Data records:
----
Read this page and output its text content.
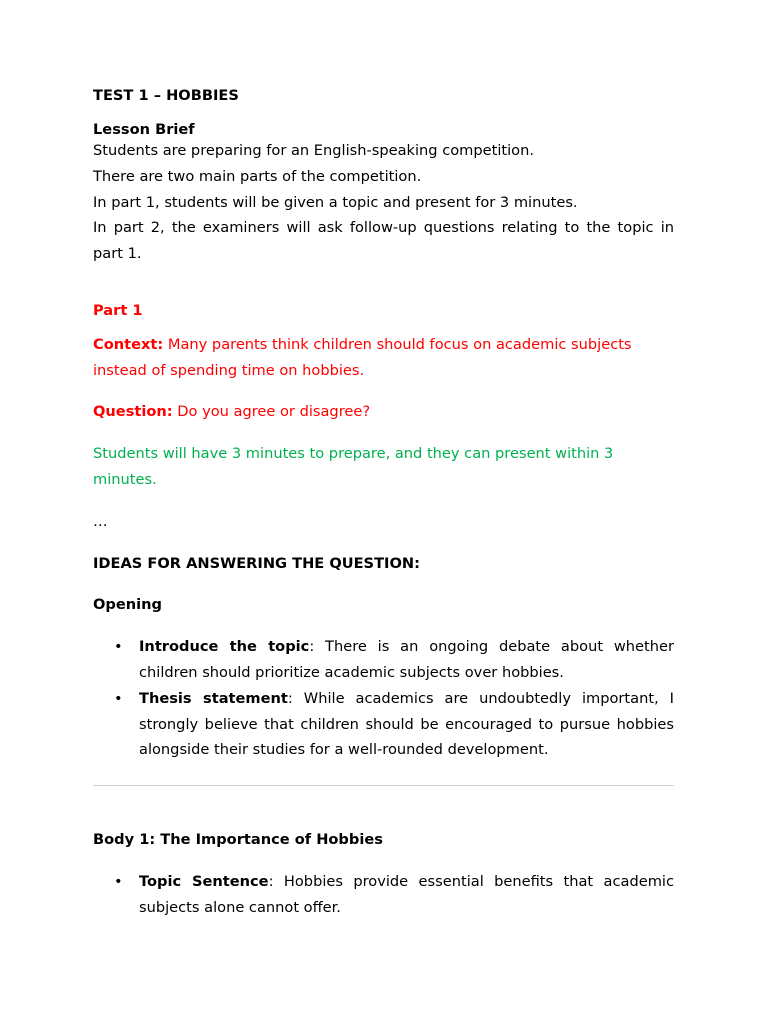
TEST 1 – HOBBIES

Lesson Brief

Students are preparing for an English-speaking competition.

There are two main parts of the competition.

In part 1, students will be given a topic and present for 3 minutes.

In part 2, the examiners will ask follow-up questions relating to the topic in part 1.

Part 1

Context: Many parents think children should focus on academic subjects instead of spending time on hobbies.

Question: Do you agree or disagree?

Students will have 3 minutes to prepare, and they can present within 3 minutes.

…

IDEAS FOR ANSWERING THE QUESTION:

Opening

• Introduce the topic: There is an ongoing debate about whether children should prioritize academic subjects over hobbies.
• Thesis statement: While academics are undoubtedly important, I strongly believe that children should be encouraged to pursue hobbies alongside their studies for a well-rounded development.

Body 1: The Importance of Hobbies

• Topic Sentence: Hobbies provide essential benefits that academic subjects alone cannot offer.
----
=== WHAT YOU NEED TO DO ===
Look through the entries above and report each line where the string "minutes" occurs.

=== REPLY ===
In part 1, students will be given a topic and present for 3 minutes.
Students will have 3 minutes to prepare, and they can present within 3 minutes.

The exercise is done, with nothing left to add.